Leave out the pictures and repeat everything else in the records exactly.

==== Input data ====

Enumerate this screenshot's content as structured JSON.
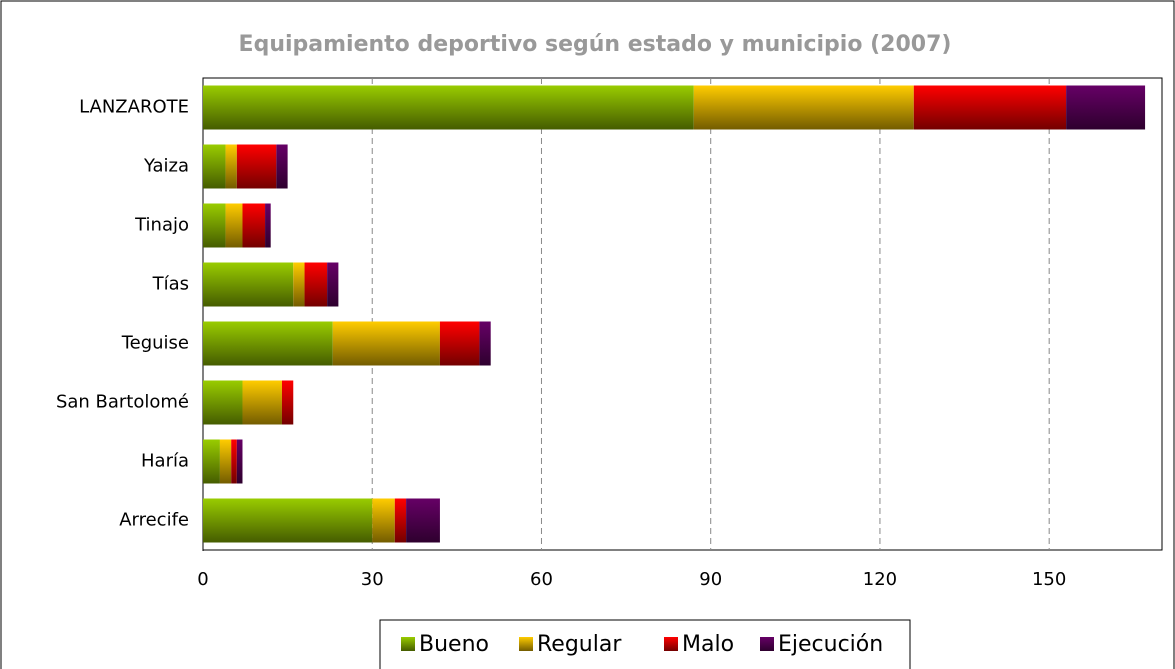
{
  "chart_data": {
    "type": "stacked_bar_horizontal",
    "title": "Equipamiento deportivo según estado y municipio (2007)",
    "categories": [
      "LANZAROTE",
      "Yaiza",
      "Tinajo",
      "Tías",
      "Teguise",
      "San Bartolomé",
      "Haría",
      "Arrecife"
    ],
    "series": [
      {
        "name": "Bueno",
        "color": "#99cc00",
        "values": [
          87,
          4,
          4,
          16,
          23,
          7,
          3,
          30
        ]
      },
      {
        "name": "Regular",
        "color": "#ffcc00",
        "values": [
          39,
          2,
          3,
          2,
          19,
          7,
          2,
          4
        ]
      },
      {
        "name": "Malo",
        "color": "#ff0000",
        "values": [
          27,
          7,
          4,
          4,
          7,
          2,
          1,
          2
        ]
      },
      {
        "name": "Ejecución",
        "color": "#660066",
        "values": [
          14,
          2,
          1,
          2,
          2,
          0,
          1,
          6
        ]
      }
    ],
    "xlim": [
      0,
      170
    ],
    "xticks": [
      0,
      30,
      60,
      90,
      120,
      150
    ],
    "grid": true,
    "legend": "bottom"
  }
}
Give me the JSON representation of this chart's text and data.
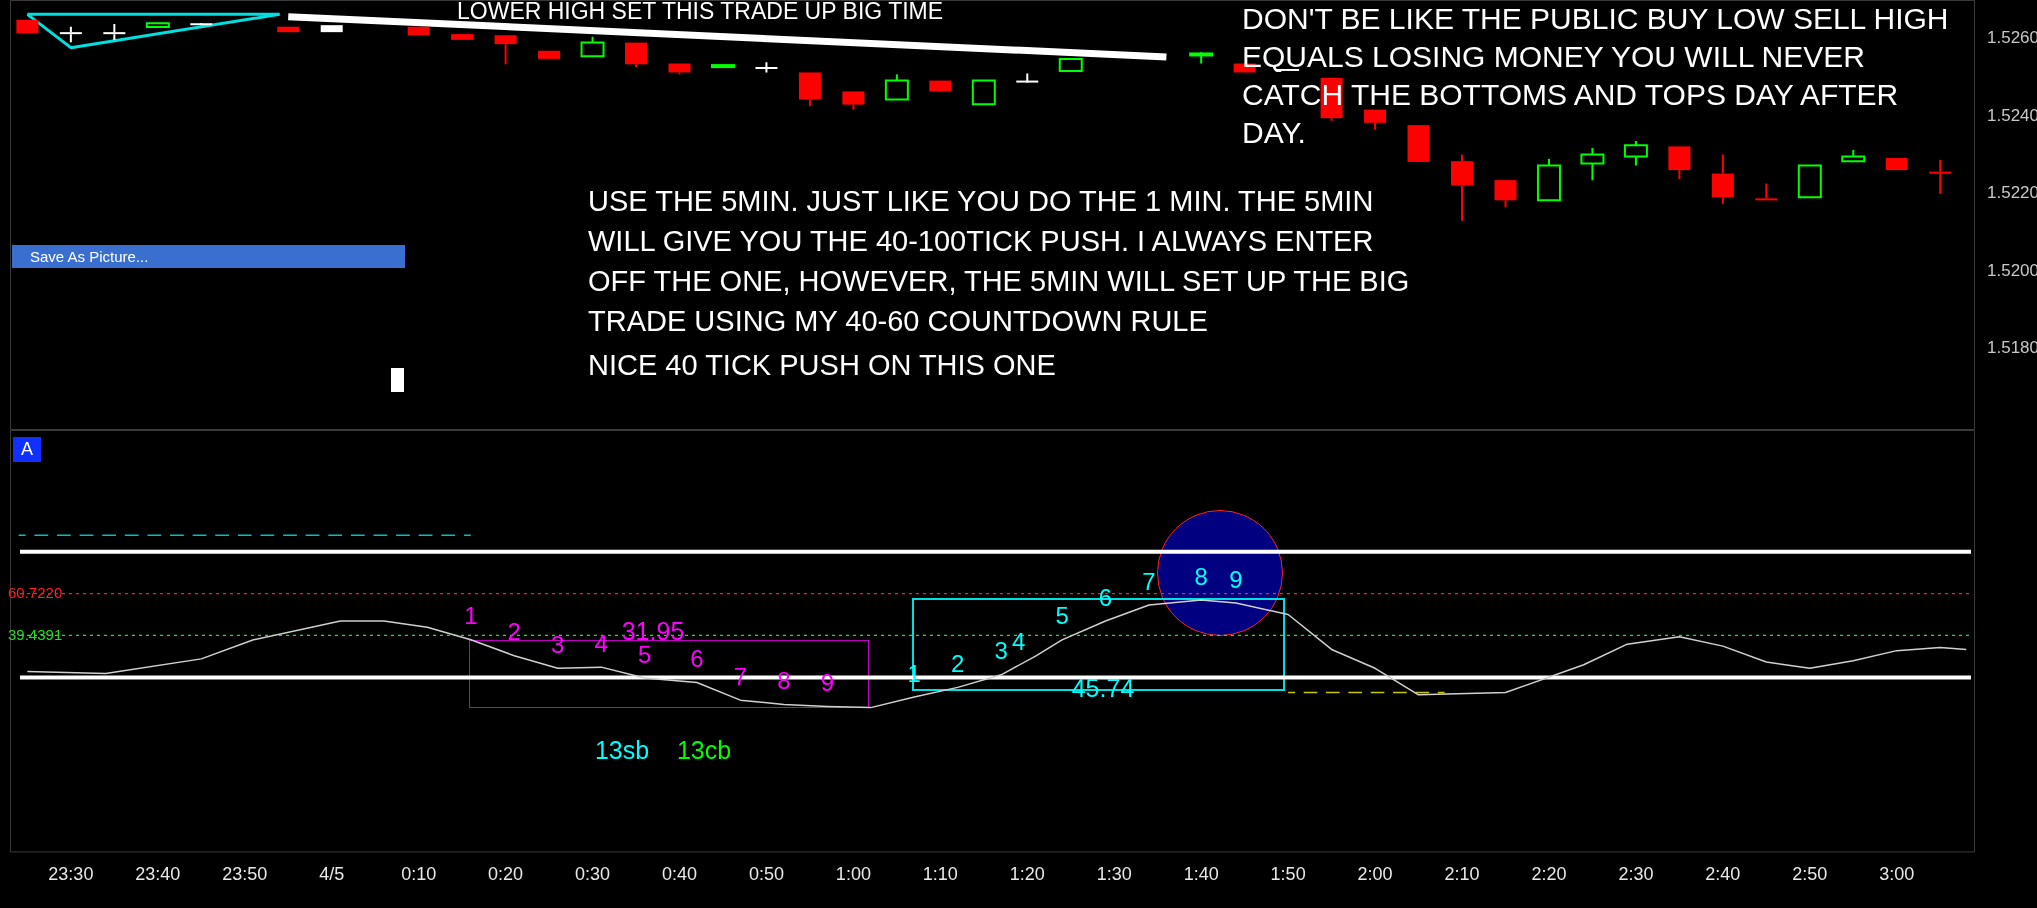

====

### Solution to this problem
Enumerate this screenshot's content as structured JSON.
{
  "chart_data": {
    "type": "stacked_bar_horizontal",
    "title": "Equipamiento deportivo según estado y municipio (2007)",
    "categories": [
      "LANZAROTE",
      "Yaiza",
      "Tinajo",
      "Tías",
      "Teguise",
      "San Bartolomé",
      "Haría",
      "Arrecife"
    ],
    "series": [
      {
        "name": "Bueno",
        "color": "#99cc00",
        "values": [
          87,
          4,
          4,
          16,
          23,
          7,
          3,
          30
        ]
      },
      {
        "name": "Regular",
        "color": "#ffcc00",
        "values": [
          39,
          2,
          3,
          2,
          19,
          7,
          2,
          4
        ]
      },
      {
        "name": "Malo",
        "color": "#ff0000",
        "values": [
          27,
          7,
          4,
          4,
          7,
          2,
          1,
          2
        ]
      },
      {
        "name": "Ejecución",
        "color": "#660066",
        "values": [
          14,
          2,
          1,
          2,
          2,
          0,
          1,
          6
        ]
      }
    ],
    "xlim": [
      0,
      170
    ],
    "xticks": [
      0,
      30,
      60,
      90,
      120,
      150
    ],
    "grid": true,
    "legend": "bottom"
  }
}
Give me the JSON representation of this chart's text and data.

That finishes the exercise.